--- start Stored records ---
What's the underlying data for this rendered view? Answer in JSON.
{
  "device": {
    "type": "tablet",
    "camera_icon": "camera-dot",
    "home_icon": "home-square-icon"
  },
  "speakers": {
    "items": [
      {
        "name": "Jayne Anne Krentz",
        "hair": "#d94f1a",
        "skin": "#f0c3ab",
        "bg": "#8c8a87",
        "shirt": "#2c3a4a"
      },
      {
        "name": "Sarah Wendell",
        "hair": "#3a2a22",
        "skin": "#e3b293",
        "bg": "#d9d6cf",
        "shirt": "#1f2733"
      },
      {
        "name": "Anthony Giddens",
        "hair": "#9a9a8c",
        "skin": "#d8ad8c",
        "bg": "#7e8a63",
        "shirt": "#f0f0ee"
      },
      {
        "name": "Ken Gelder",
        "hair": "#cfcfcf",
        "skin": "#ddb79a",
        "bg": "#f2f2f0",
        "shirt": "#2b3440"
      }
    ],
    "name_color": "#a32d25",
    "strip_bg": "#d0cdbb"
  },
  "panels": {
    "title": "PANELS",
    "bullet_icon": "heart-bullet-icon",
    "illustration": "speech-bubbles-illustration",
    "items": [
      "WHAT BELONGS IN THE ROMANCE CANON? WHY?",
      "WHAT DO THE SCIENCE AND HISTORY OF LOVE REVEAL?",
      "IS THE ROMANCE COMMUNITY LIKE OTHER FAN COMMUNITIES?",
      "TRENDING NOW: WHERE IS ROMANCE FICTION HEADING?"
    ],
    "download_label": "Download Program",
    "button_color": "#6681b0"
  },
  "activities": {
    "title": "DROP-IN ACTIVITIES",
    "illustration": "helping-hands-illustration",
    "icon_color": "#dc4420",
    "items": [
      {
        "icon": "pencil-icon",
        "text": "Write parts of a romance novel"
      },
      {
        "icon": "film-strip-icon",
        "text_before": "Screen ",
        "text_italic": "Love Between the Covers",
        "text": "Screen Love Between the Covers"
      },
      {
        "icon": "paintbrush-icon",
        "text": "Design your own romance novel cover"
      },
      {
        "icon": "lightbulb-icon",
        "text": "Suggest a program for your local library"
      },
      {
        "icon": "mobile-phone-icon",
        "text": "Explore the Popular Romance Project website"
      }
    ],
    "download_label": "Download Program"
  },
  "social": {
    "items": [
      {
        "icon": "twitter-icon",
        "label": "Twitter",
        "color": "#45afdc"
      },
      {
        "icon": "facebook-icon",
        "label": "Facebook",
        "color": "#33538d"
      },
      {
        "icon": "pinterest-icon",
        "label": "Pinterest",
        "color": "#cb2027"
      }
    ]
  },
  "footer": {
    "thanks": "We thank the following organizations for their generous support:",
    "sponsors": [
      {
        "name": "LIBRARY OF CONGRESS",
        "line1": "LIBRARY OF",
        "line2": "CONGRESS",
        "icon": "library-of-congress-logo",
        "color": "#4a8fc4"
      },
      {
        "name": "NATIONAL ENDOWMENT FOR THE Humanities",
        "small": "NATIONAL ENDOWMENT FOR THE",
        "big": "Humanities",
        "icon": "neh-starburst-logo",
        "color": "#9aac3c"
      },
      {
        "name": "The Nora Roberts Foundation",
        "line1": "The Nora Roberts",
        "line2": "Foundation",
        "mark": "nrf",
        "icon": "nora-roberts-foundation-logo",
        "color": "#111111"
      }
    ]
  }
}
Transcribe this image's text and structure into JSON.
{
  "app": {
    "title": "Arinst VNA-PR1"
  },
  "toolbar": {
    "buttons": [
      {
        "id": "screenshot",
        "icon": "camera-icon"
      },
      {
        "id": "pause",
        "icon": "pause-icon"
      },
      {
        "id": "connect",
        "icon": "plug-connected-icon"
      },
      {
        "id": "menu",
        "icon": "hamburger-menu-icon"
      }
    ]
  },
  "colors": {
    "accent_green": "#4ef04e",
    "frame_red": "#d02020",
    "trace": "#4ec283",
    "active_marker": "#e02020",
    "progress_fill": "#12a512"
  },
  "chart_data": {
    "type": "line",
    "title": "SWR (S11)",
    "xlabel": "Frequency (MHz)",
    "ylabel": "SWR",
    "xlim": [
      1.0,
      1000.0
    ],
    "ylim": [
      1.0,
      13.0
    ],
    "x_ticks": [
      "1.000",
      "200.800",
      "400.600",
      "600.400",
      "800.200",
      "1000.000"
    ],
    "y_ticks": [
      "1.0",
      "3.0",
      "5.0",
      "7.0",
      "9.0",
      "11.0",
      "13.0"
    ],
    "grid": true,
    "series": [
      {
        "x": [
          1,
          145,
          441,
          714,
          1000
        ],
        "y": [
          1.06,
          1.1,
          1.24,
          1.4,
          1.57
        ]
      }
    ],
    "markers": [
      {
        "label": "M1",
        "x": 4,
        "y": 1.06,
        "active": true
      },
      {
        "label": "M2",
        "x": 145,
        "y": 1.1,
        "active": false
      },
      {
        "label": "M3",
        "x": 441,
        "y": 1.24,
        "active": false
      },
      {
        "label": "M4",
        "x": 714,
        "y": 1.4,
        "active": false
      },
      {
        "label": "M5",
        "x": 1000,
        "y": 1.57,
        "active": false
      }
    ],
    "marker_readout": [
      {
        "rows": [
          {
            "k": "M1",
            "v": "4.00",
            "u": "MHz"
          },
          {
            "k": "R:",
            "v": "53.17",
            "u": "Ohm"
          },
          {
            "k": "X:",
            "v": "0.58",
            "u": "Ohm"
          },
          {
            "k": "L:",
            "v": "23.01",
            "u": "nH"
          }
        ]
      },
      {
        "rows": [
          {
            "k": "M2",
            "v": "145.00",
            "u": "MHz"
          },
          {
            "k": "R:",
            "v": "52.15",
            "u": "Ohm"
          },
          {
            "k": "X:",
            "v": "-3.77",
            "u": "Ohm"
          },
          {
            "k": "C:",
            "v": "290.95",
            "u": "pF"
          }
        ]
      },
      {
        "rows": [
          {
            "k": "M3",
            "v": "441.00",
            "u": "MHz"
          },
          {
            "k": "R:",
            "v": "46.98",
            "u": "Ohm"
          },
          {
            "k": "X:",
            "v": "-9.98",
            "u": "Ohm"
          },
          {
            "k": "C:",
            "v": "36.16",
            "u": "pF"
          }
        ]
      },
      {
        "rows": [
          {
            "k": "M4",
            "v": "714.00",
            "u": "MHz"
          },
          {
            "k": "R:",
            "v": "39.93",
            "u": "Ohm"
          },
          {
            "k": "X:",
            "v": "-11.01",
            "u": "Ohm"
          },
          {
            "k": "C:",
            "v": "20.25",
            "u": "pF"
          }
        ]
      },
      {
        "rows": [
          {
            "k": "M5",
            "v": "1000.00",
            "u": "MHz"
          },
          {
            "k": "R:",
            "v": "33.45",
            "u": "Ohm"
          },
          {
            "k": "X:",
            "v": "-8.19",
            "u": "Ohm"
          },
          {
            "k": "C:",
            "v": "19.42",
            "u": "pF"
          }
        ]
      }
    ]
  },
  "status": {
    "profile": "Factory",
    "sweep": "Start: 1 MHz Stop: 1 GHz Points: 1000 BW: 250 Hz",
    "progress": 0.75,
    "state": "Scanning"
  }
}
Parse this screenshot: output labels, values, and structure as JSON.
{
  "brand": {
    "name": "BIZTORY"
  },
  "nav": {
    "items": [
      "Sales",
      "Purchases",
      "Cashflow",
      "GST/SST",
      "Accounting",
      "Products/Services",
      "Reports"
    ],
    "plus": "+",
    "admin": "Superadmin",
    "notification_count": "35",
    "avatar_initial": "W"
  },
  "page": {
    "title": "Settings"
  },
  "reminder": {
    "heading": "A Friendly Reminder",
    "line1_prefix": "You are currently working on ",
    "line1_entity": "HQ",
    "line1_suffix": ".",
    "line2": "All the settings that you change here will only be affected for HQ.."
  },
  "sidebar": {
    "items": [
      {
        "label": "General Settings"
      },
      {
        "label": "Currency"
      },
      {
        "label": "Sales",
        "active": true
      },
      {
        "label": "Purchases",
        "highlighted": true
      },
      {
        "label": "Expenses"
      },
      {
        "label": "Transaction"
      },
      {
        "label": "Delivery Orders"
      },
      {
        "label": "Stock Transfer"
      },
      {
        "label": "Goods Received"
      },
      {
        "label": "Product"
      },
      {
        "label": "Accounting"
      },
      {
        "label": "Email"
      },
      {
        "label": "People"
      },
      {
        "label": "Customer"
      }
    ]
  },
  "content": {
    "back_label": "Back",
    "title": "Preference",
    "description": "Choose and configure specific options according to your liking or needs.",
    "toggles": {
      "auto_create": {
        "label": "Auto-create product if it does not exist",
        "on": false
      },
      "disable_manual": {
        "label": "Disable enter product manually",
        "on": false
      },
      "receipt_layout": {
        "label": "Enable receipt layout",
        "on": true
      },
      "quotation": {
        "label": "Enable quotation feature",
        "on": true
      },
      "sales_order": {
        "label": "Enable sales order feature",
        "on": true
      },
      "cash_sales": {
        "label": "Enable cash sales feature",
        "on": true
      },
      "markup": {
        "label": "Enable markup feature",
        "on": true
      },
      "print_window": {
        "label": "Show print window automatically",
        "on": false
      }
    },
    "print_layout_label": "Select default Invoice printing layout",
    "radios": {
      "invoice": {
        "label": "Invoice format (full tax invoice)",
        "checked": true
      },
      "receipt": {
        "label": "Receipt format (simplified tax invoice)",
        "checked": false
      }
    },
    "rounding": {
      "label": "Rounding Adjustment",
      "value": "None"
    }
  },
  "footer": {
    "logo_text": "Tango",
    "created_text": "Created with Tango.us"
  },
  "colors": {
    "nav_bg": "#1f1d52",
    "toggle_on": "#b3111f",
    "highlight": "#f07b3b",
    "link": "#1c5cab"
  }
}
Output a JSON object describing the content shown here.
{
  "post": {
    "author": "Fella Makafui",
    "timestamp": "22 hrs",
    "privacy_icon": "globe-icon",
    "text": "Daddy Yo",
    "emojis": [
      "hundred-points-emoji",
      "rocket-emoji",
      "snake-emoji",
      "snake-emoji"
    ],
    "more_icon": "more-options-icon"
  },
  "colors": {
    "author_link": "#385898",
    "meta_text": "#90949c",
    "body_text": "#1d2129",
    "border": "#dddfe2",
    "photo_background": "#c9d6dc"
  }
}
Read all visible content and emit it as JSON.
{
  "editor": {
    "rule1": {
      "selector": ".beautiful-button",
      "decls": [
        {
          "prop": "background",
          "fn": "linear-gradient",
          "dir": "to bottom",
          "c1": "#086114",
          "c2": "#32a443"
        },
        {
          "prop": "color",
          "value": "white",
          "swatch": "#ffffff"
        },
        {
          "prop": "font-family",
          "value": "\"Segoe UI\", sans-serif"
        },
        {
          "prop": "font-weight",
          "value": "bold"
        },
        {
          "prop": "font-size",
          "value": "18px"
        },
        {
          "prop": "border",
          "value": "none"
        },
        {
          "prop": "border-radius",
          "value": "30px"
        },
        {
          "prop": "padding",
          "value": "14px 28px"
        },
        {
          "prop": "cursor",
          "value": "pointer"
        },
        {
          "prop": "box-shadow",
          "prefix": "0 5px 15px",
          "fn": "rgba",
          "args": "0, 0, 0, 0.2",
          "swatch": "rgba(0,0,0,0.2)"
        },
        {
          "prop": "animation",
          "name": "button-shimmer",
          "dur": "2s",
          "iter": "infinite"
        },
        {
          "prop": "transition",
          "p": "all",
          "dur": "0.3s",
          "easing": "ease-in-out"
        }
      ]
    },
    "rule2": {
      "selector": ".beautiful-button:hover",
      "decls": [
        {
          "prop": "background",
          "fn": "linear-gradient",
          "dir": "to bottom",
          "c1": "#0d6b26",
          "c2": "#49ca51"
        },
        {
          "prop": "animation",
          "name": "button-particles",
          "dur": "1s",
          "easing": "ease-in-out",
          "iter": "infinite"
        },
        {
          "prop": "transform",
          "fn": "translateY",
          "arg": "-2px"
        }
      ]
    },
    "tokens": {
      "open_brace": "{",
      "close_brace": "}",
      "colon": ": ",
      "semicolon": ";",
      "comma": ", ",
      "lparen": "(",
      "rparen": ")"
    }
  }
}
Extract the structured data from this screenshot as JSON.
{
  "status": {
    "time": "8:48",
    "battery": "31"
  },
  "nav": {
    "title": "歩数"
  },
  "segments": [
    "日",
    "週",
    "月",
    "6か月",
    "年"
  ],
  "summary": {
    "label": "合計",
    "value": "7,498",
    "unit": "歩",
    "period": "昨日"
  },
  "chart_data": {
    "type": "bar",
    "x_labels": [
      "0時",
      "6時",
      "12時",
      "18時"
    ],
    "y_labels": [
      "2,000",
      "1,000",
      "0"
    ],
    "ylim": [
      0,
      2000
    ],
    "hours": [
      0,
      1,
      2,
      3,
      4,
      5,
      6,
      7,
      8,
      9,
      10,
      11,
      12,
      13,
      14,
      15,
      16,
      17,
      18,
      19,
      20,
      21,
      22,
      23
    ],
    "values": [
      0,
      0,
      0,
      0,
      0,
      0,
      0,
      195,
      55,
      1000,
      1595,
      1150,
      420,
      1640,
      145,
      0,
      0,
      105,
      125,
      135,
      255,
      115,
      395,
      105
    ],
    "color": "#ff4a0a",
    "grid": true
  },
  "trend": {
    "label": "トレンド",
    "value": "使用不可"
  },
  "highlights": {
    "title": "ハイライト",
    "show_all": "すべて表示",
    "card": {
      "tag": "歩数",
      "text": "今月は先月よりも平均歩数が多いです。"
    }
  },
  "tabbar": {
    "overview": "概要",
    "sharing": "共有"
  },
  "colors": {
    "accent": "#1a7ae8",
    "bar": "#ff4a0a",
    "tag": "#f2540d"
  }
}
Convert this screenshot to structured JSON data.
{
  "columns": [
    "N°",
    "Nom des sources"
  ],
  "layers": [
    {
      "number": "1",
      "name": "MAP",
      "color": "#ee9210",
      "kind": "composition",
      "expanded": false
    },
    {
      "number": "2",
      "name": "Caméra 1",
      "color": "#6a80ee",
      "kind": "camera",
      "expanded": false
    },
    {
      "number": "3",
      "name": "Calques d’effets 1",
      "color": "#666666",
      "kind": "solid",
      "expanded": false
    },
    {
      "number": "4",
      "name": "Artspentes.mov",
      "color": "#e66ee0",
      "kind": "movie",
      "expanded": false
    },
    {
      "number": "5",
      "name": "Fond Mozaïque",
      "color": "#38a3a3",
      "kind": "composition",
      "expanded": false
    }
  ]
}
--- end Stored records ---
> **Exercise instructions**: Write out every line of the listing that holds the word "Enable".

> **Result**:
        "label": "Enable receipt layout",
        "label": "Enable quotation feature",
        "label": "Enable sales order feature",
        "label": "Enable cash sales feature",
        "label": "Enable markup feature",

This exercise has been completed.